OBJECTIVE: In the records that follow, show each line where the word "pour" is present.

>>>

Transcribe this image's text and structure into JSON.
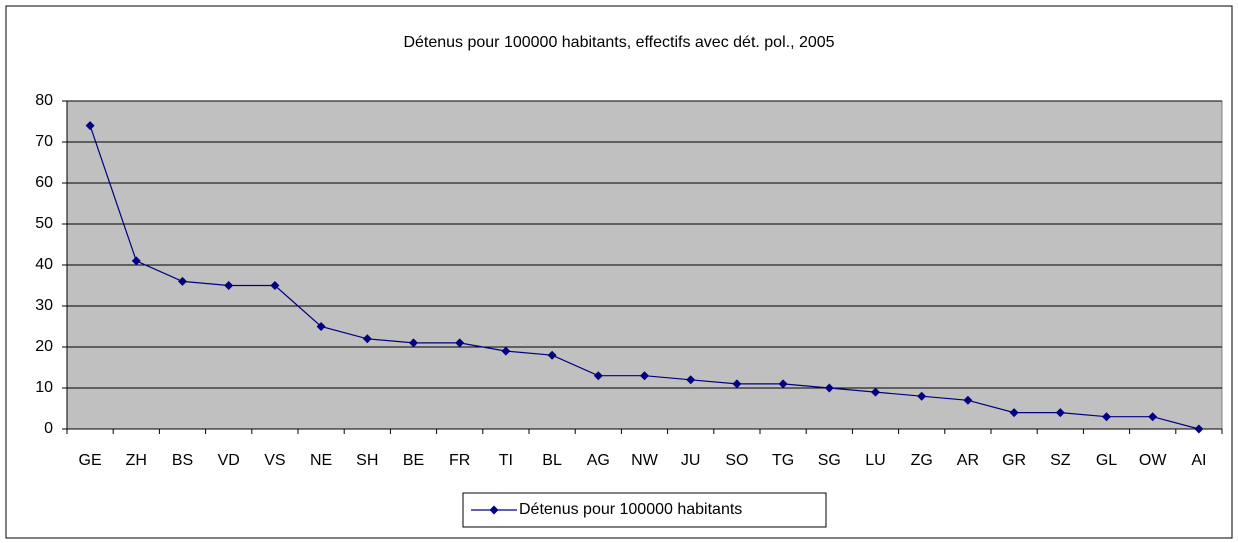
{
  "chart_data": {
    "type": "line",
    "title": "Détenus pour 100000 habitants, effectifs avec dét. pol., 2005",
    "categories": [
      "GE",
      "ZH",
      "BS",
      "VD",
      "VS",
      "NE",
      "SH",
      "BE",
      "FR",
      "TI",
      "BL",
      "AG",
      "NW",
      "JU",
      "SO",
      "TG",
      "SG",
      "LU",
      "ZG",
      "AR",
      "GR",
      "SZ",
      "GL",
      "OW",
      "AI"
    ],
    "series": [
      {
        "name": "Détenus pour 100000 habitants",
        "color": "#000080",
        "values": [
          74,
          41,
          36,
          35,
          35,
          25,
          22,
          21,
          21,
          19,
          18,
          13,
          13,
          12,
          11,
          11,
          10,
          9,
          8,
          7,
          4,
          4,
          3,
          3,
          0
        ]
      }
    ],
    "ylim": [
      0,
      80
    ],
    "yticks": [
      0,
      10,
      20,
      30,
      40,
      50,
      60,
      70,
      80
    ],
    "grid": true,
    "legend": "bottom",
    "plot_background": "#c0c0c0"
  }
}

<<<

REPLY:
    "title": "Détenus pour 100000 habitants, effectifs avec dét. pol., 2005",
        "name": "Détenus pour 100000 habitants",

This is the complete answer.